- Magistratura Democratica- La corrente di Magistratura Democratica, tra tutte le esperienze associative di critica e rifondazione dei ruoli professionali, è stata indubbiamente la più matura, la più duratura, quella il cui esempio è stato riprodotto dalle magistrature di molti altri paesi – in Europa (dalla Francia alla Germania, dalla Spagna al Portogallo) e in America Latina – che l’hanno assunta come modello; perché infine, in Italia, MD ha esercitato un’influenza profonda sull’intera istituzione giudiziaria e ha contribuito in maniera decisiva a cambiare il volto e il ruolo della giurisdizione nel sistema politico. Grazie all’assimilazione di molte idee di MD – che benché fortemente minoritaria, soprattutto nei suoi primi anni, divenne presto culturalmente egemone all’interno dell’Associazione Nazionale dei magistrati – la magistratura italiana è radicalmente cambiata, avendo maturato un costume di indipendenza dal potere politico e da quella che allora si chiamava l’”alta magistratura” ignoto al vecchio mondo giudiziario e, soprattutto, avendo assunto la Costituzione come fonte primaria della propria giurisprudenza e perciò della legittimazione della giurisdizione.

* _ELENCO DEI DATI_:
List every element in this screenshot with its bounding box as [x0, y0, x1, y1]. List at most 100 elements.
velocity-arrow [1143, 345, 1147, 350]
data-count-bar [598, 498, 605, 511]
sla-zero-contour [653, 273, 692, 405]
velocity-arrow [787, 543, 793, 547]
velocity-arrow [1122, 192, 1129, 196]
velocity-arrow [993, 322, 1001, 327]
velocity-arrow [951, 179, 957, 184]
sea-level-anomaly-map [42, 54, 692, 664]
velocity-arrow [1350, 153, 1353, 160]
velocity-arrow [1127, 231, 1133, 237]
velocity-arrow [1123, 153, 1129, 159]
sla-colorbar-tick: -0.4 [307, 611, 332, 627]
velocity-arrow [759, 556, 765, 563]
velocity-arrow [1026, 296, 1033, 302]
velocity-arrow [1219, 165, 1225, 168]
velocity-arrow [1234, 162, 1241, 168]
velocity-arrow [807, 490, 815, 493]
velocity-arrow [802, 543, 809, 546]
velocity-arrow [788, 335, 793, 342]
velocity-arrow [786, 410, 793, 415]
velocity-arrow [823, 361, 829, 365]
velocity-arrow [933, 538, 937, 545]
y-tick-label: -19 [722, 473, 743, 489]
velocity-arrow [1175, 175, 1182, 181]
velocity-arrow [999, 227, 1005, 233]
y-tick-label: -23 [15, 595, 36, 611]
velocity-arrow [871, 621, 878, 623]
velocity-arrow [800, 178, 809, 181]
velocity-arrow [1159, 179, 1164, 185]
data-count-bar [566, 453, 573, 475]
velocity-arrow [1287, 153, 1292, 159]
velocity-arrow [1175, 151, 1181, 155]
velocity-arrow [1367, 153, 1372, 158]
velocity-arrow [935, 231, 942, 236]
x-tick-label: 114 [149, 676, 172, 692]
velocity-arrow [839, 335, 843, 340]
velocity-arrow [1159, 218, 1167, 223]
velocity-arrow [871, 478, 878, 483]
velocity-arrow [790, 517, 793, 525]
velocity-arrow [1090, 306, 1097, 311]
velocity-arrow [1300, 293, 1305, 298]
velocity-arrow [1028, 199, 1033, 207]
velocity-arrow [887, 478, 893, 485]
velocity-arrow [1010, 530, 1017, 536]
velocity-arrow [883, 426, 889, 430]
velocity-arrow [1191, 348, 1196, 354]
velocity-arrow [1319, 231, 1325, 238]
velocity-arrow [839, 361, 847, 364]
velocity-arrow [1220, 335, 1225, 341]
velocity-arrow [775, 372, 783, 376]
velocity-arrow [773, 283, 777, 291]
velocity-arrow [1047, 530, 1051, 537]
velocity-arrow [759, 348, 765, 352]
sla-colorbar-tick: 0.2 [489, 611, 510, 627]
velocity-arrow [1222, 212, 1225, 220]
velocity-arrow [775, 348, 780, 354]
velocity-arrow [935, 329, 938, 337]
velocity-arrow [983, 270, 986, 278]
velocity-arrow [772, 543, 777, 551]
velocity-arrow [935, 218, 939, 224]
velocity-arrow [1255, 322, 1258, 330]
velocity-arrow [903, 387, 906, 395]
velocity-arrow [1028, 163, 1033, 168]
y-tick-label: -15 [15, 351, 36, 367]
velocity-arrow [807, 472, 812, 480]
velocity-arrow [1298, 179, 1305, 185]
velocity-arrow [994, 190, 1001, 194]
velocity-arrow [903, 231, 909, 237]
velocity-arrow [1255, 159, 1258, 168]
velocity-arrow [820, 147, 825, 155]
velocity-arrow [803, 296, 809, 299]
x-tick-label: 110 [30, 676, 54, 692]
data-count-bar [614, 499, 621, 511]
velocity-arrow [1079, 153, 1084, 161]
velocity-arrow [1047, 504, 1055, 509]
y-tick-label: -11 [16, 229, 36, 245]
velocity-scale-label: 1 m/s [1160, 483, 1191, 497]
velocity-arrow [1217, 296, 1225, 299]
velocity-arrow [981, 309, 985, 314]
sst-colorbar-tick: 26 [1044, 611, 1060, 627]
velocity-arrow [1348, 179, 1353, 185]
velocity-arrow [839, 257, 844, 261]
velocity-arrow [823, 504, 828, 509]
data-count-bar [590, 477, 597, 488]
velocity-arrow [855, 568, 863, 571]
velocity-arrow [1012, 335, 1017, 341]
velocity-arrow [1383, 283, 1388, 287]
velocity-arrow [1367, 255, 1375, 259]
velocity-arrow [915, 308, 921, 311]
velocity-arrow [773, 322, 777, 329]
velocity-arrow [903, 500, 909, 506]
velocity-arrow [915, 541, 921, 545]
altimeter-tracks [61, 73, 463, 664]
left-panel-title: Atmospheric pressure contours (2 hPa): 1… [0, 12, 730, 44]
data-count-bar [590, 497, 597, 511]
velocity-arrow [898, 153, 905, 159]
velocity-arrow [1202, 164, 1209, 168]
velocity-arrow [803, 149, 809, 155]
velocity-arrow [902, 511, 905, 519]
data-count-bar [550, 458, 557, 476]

* _CONSEGNA DELL'ESERCIZIO_:
Secondo il testo su Magistratura Democratica, quale fonte la magistratura italiana ha assunto come primaria per la propria giurisprudenza?

* _RISULTATO CORRETTO_:
La Costituzione.